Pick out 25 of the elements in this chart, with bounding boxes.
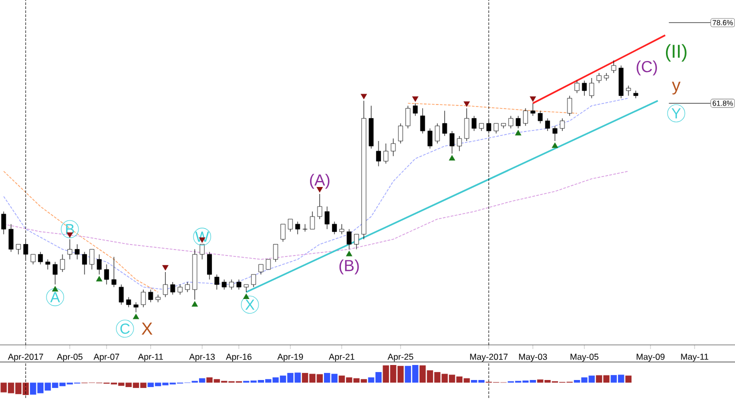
- x-tick-label: Apr-2017: [8, 354, 44, 362]
- x-tick-label: May-05: [570, 354, 598, 362]
- x-tick-label: Apr-19: [277, 354, 303, 362]
- x-tick-label: Apr-05: [56, 354, 82, 362]
- x-tick-label: May-03: [519, 354, 547, 362]
- annotation: A: [50, 292, 60, 302]
- text: C: [120, 323, 130, 334]
- annotation: y: [672, 82, 681, 95]
- x-tick-label: May-11: [681, 354, 708, 362]
- annotation: (B): [339, 259, 359, 274]
- x-tick-label: May-2017: [470, 354, 508, 362]
- x-tick-label: Apr-07: [94, 354, 120, 362]
- x-tick-label: Apr-16: [226, 354, 252, 362]
- text: X: [142, 322, 152, 335]
- annotation: (II): [666, 44, 686, 62]
- x-tick-label: Apr-25: [388, 354, 414, 362]
- x-tick-label: Apr-13: [189, 354, 215, 362]
- x-tick-label: May-09: [636, 354, 665, 362]
- annotation: X: [245, 300, 254, 310]
- x-tick-label: Apr-21: [328, 354, 354, 362]
- annotation: W: [195, 232, 209, 242]
- annotation: (A): [310, 174, 330, 189]
- x-tick-label: Apr-11: [138, 354, 163, 362]
- annotation: Y: [672, 108, 681, 118]
- annotation: (C): [636, 60, 657, 76]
※
# WRITTEN INSTRUCTION:
Rewrite the items above with every "x-tick-label" changed to "date label" and nothing else altered, leaving the pictures out.

# COMPLETE RESPONSE:
Pick out 25 of the elements in this chart, with bounding boxes.
- date label: Apr-2017: [8, 354, 44, 362]
- date label: May-05: [570, 354, 598, 362]
- date label: Apr-19: [277, 354, 303, 362]
- date label: Apr-05: [56, 354, 82, 362]
- date label: May-03: [519, 354, 547, 362]
- annotation: A: [50, 292, 60, 302]
- text: C: [120, 323, 130, 334]
- annotation: y: [672, 82, 681, 95]
- date label: May-11: [681, 354, 708, 362]
- annotation: (B): [339, 259, 359, 274]
- date label: May-2017: [470, 354, 508, 362]
- date label: Apr-07: [94, 354, 120, 362]
- date label: Apr-16: [226, 354, 252, 362]
- text: X: [142, 322, 152, 335]
- annotation: (II): [666, 44, 686, 62]
- date label: Apr-25: [388, 354, 414, 362]
- date label: Apr-13: [189, 354, 215, 362]
- date label: May-09: [636, 354, 665, 362]
- annotation: X: [245, 300, 254, 310]
- date label: Apr-21: [328, 354, 354, 362]
- annotation: W: [195, 232, 209, 242]
- annotation: (A): [310, 174, 330, 189]
- date label: Apr-11: [138, 354, 163, 362]
- annotation: Y: [672, 108, 681, 118]
- annotation: (C): [636, 60, 657, 76]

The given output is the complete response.